[START OF Stored data]
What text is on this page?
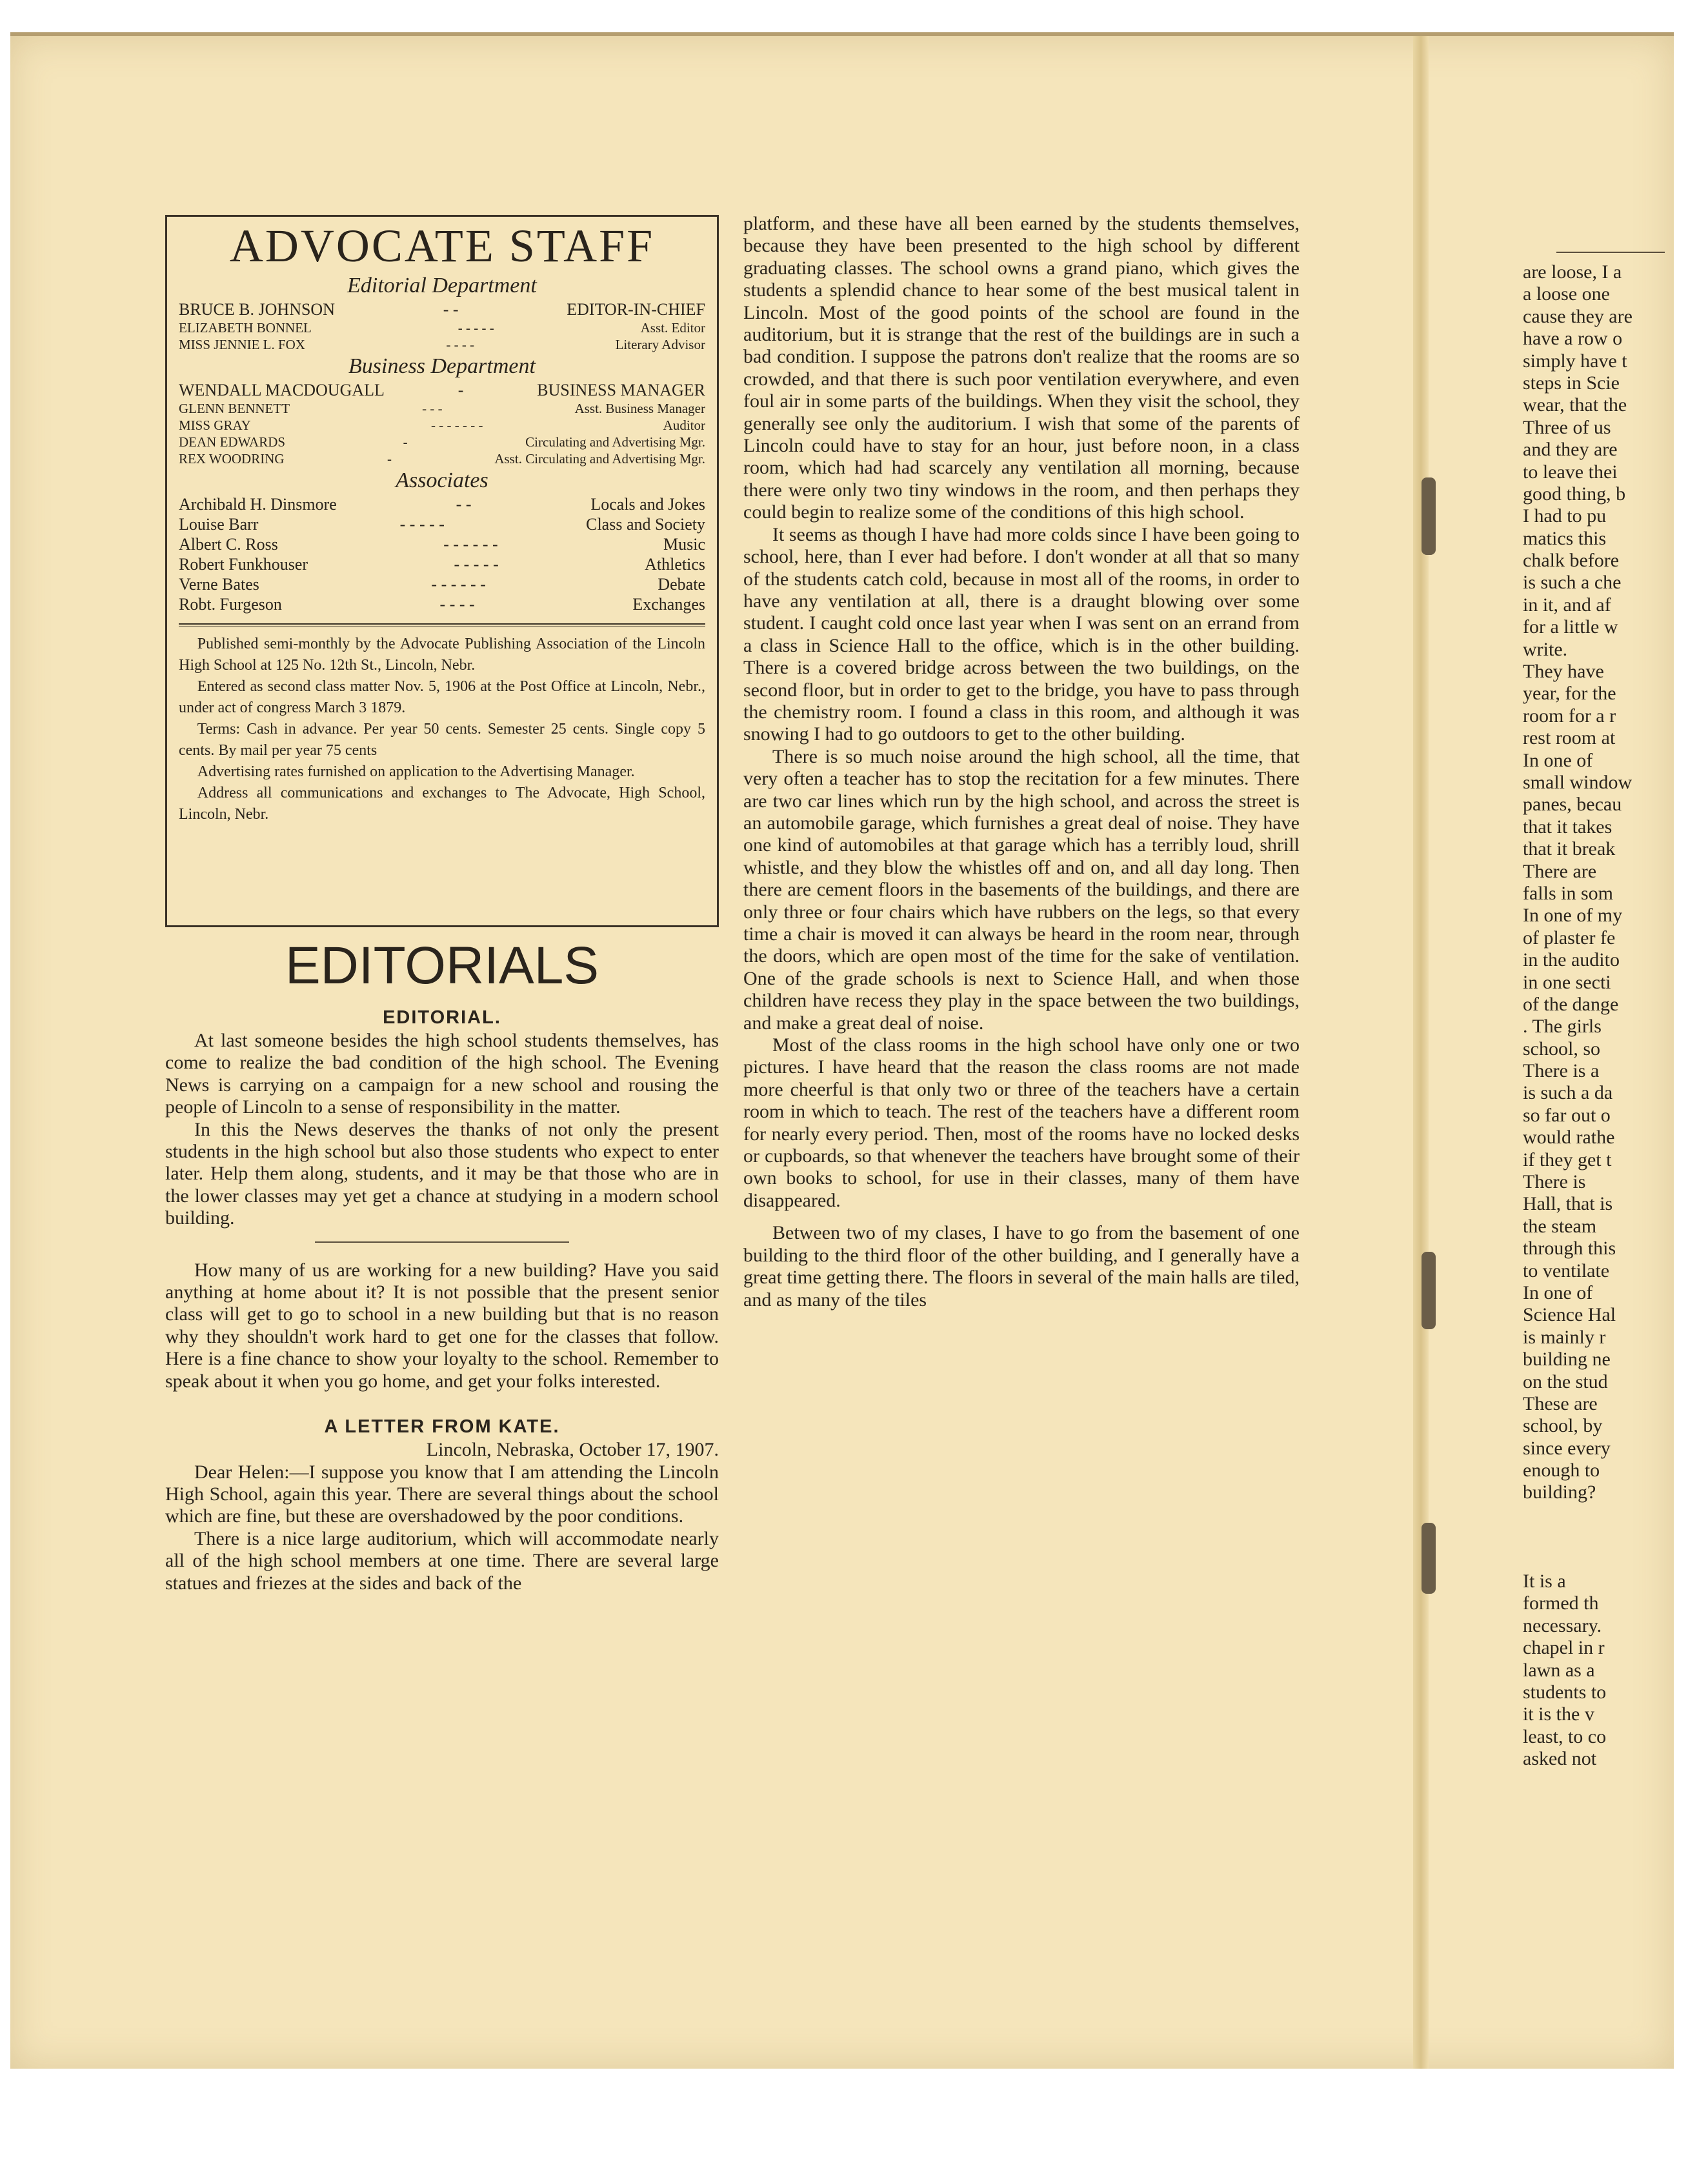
ADVOCATE STAFF
Editorial Department
BRUCE B. JOHNSON	- -	EDITOR-IN-CHIEF
ELIZABETH BONNEL	- - - - -	Asst. Editor
MISS JENNIE L. FOX	- - - -	Literary Advisor
Business Department
WENDALL MACDOUGALL	-	BUSINESS MANAGER
GLENN BENNETT	- - -	Asst. Business Manager
MISS GRAY	- - - - - - -	Auditor
DEAN EDWARDS	-	Circulating and Advertising Mgr.
REX WOODRING	-	Asst. Circulating and Advertising Mgr.
Associates
Archibald H. Dinsmore	- -	Locals and Jokes
Louise Barr	- - - - -	Class and Society
Albert C. Ross	- - - - - -	Music
Robert Funkhouser	- - - - -	Athletics
Verne Bates	- - - - - -	Debate
Robt. Furgeson	- - - -	Exchanges

Published semi-monthly by the Advocate Publishing Association of the Lincoln High School at 125 No. 12th St., Lincoln, Nebr.

Entered as second class matter Nov. 5, 1906 at the Post Office at Lincoln, Nebr., under act of congress March 3 1879.

Terms: Cash in advance. Per year 50 cents. Semester 25 cents. Single copy 5 cents. By mail per year 75 cents

Advertising rates furnished on application to the Advertising Manager.

Address all communications and exchanges to The Advocate, High School, Lincoln, Nebr.

EDITORIALS
EDITORIAL.

At last someone besides the high school students themselves, has come to realize the bad condition of the high school. The Evening News is carrying on a campaign for a new school and rousing the people of Lincoln to a sense of responsibility in the matter.

In this the News deserves the thanks of not only the present students in the high school but also those students who expect to enter later. Help them along, students, and it may be that those who are in the lower classes may yet get a chance at studying in a modern school building.

How many of us are working for a new building? Have you said anything at home about it? It is not possible that the present senior class will get to go to school in a new building but that is no reason why they shouldn't work hard to get one for the classes that follow. Here is a fine chance to show your loyalty to the school. Remember to speak about it when you go home, and get your folks interested.

A LETTER FROM KATE.

Lincoln, Nebraska, October 17, 1907.

Dear Helen:—I suppose you know that I am attending the Lincoln High School, again this year. There are several things about the school which are fine, but these are overshadowed by the poor conditions.

There is a nice large auditorium, which will accommodate nearly all of the high school members at one time. There are several large statues and friezes at the sides and back of the

platform, and these have all been earned by the students themselves, because they have been presented to the high school by different graduating classes. The school owns a grand piano, which gives the students a splendid chance to hear some of the best musical talent in Lincoln. Most of the good points of the school are found in the auditorium, but it is strange that the rest of the buildings are in such a bad condition. I suppose the patrons don't realize that the rooms are so crowded, and that there is such poor ventilation everywhere, and even foul air in some parts of the buildings. When they visit the school, they generally see only the auditorium. I wish that some of the parents of Lincoln could have to stay for an hour, just before noon, in a class room, which had had scarcely any ventilation all morning, because there were only two tiny windows in the room, and then perhaps they could begin to realize some of the conditions of this high school.

It seems as though I have had more colds since I have been going to school, here, than I ever had before. I don't wonder at all that so many of the students catch cold, because in most all of the rooms, in order to have any ventilation at all, there is a draught blowing over some student. I caught cold once last year when I was sent on an errand from a class in Science Hall to the office, which is in the other building. There is a covered bridge across between the two buildings, on the second floor, but in order to get to the bridge, you have to pass through the chemistry room. I found a class in this room, and although it was snowing I had to go outdoors to get to the other building.

There is so much noise around the high school, all the time, that very often a teacher has to stop the recitation for a few minutes. There are two car lines which run by the high school, and across the street is an automobile garage, which furnishes a great deal of noise. They have one kind of automobiles at that garage which has a terribly loud, shrill whistle, and they blow the whistles off and on, and all day long. Then there are cement floors in the basements of the buildings, and there are only three or four chairs which have rubbers on the legs, so that every time a chair is moved it can always be heard in the room near, through the doors, which are open most of the time for the sake of ventilation. One of the grade schools is next to Science Hall, and when those children have recess they play in the space between the two buildings, and make a great deal of noise.

Most of the class rooms in the high school have only one or two pictures. I have heard that the reason the class rooms are not made more cheerful is that only two or three of the teachers have a certain room in which to teach. The rest of the teachers have a different room for nearly every period. Then, most of the rooms have no locked desks or cupboards, so that whenever the teachers have brought some of their own books to school, for use in their classes, many of them have disappeared.

Between two of my clases, I have to go from the basement of one building to the third floor of the other building, and I generally have a great time getting there. The floors in several of the main halls are tiled, and as many of the tiles

are loose, I a
a loose one
cause they are
have a row o
simply have t
steps in Scie
wear, that the
Three of us
and they are
to leave thei
good thing, b
I had to pu
matics this
chalk before
is such a che
in it, and af
for a little w
write.
They have
year, for the
room for a r
rest room at
In one of
small window
panes, becau
that it takes
that it break
There are
falls in som
In one of my
of plaster fe
in the audito
in one secti
of the dange
. The girls
school, so
There is a
is such a da
so far out o
would rathe
if they get t
There is
Hall, that is
the steam
through this
to ventilate
In one of
Science Hal
is mainly r
building ne
on the stud
These are
school, by
since every
enough to
building?
It is a
formed th
necessary.
chapel in r
lawn as a
students to
it is the v
least, to co
asked not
[END OF Stored data]
Repeat all the data as it stands, dropping any images it holds.

What text is on this page?
ADVOCATE STAFF
Editorial Department
BRUCE B. JOHNSON	- -	EDITOR-IN-CHIEF
ELIZABETH BONNEL	- - - - -	Asst. Editor
MISS JENNIE L. FOX	- - - -	Literary Advisor
Business Department
WENDALL MACDOUGALL	-	BUSINESS MANAGER
GLENN BENNETT	- - -	Asst. Business Manager
MISS GRAY	- - - - - - -	Auditor
DEAN EDWARDS	-	Circulating and Advertising Mgr.
REX WOODRING	-	Asst. Circulating and Advertising Mgr.
Associates
Archibald H. Dinsmore	- -	Locals and Jokes
Louise Barr	- - - - -	Class and Society
Albert C. Ross	- - - - - -	Music
Robert Funkhouser	- - - - -	Athletics
Verne Bates	- - - - - -	Debate
Robt. Furgeson	- - - -	Exchanges

Published semi-monthly by the Advocate Publishing Association of the Lincoln High School at 125 No. 12th St., Lincoln, Nebr.

Entered as second class matter Nov. 5, 1906 at the Post Office at Lincoln, Nebr., under act of congress March 3 1879.

Terms: Cash in advance. Per year 50 cents. Semester 25 cents. Single copy 5 cents. By mail per year 75 cents

Advertising rates furnished on application to the Advertising Manager.

Address all communications and exchanges to The Advocate, High School, Lincoln, Nebr.

EDITORIALS
EDITORIAL.

At last someone besides the high school students themselves, has come to realize the bad condition of the high school. The Evening News is carrying on a campaign for a new school and rousing the people of Lincoln to a sense of responsibility in the matter.

In this the News deserves the thanks of not only the present students in the high school but also those students who expect to enter later. Help them along, students, and it may be that those who are in the lower classes may yet get a chance at studying in a modern school building.

How many of us are working for a new building? Have you said anything at home about it? It is not possible that the present senior class will get to go to school in a new building but that is no reason why they shouldn't work hard to get one for the classes that follow. Here is a fine chance to show your loyalty to the school. Remember to speak about it when you go home, and get your folks interested.

A LETTER FROM KATE.

Lincoln, Nebraska, October 17, 1907.

Dear Helen:—I suppose you know that I am attending the Lincoln High School, again this year. There are several things about the school which are fine, but these are overshadowed by the poor conditions.

There is a nice large auditorium, which will accommodate nearly all of the high school members at one time. There are several large statues and friezes at the sides and back of the

platform, and these have all been earned by the students themselves, because they have been presented to the high school by different graduating classes. The school owns a grand piano, which gives the students a splendid chance to hear some of the best musical talent in Lincoln. Most of the good points of the school are found in the auditorium, but it is strange that the rest of the buildings are in such a bad condition. I suppose the patrons don't realize that the rooms are so crowded, and that there is such poor ventilation everywhere, and even foul air in some parts of the buildings. When they visit the school, they generally see only the auditorium. I wish that some of the parents of Lincoln could have to stay for an hour, just before noon, in a class room, which had had scarcely any ventilation all morning, because there were only two tiny windows in the room, and then perhaps they could begin to realize some of the conditions of this high school.

It seems as though I have had more colds since I have been going to school, here, than I ever had before. I don't wonder at all that so many of the students catch cold, because in most all of the rooms, in order to have any ventilation at all, there is a draught blowing over some student. I caught cold once last year when I was sent on an errand from a class in Science Hall to the office, which is in the other building. There is a covered bridge across between the two buildings, on the second floor, but in order to get to the bridge, you have to pass through the chemistry room. I found a class in this room, and although it was snowing I had to go outdoors to get to the other building.

There is so much noise around the high school, all the time, that very often a teacher has to stop the recitation for a few minutes. There are two car lines which run by the high school, and across the street is an automobile garage, which furnishes a great deal of noise. They have one kind of automobiles at that garage which has a terribly loud, shrill whistle, and they blow the whistles off and on, and all day long. Then there are cement floors in the basements of the buildings, and there are only three or four chairs which have rubbers on the legs, so that every time a chair is moved it can always be heard in the room near, through the doors, which are open most of the time for the sake of ventilation. One of the grade schools is next to Science Hall, and when those children have recess they play in the space between the two buildings, and make a great deal of noise.

Most of the class rooms in the high school have only one or two pictures. I have heard that the reason the class rooms are not made more cheerful is that only two or three of the teachers have a certain room in which to teach. The rest of the teachers have a different room for nearly every period. Then, most of the rooms have no locked desks or cupboards, so that whenever the teachers have brought some of their own books to school, for use in their classes, many of them have disappeared.

Between two of my clases, I have to go from the basement of one building to the third floor of the other building, and I generally have a great time getting there. The floors in several of the main halls are tiled, and as many of the tiles

are loose, I a
a loose one
cause they are
have a row o
simply have t
steps in Scie
wear, that the
Three of us
and they are
to leave thei
good thing, b
I had to pu
matics this
chalk before
is such a che
in it, and af
for a little w
write.
They have
year, for the
room for a r
rest room at
In one of
small window
panes, becau
that it takes
that it break
There are
falls in som
In one of my
of plaster fe
in the audito
in one secti
of the dange
. The girls
school, so
There is a
is such a da
so far out o
would rathe
if they get t
There is
Hall, that is
the steam
through this
to ventilate
In one of
Science Hal
is mainly r
building ne
on the stud
These are
school, by
since every
enough to
building?
It is a
formed th
necessary.
chapel in r
lawn as a
students to
it is the v
least, to co
asked not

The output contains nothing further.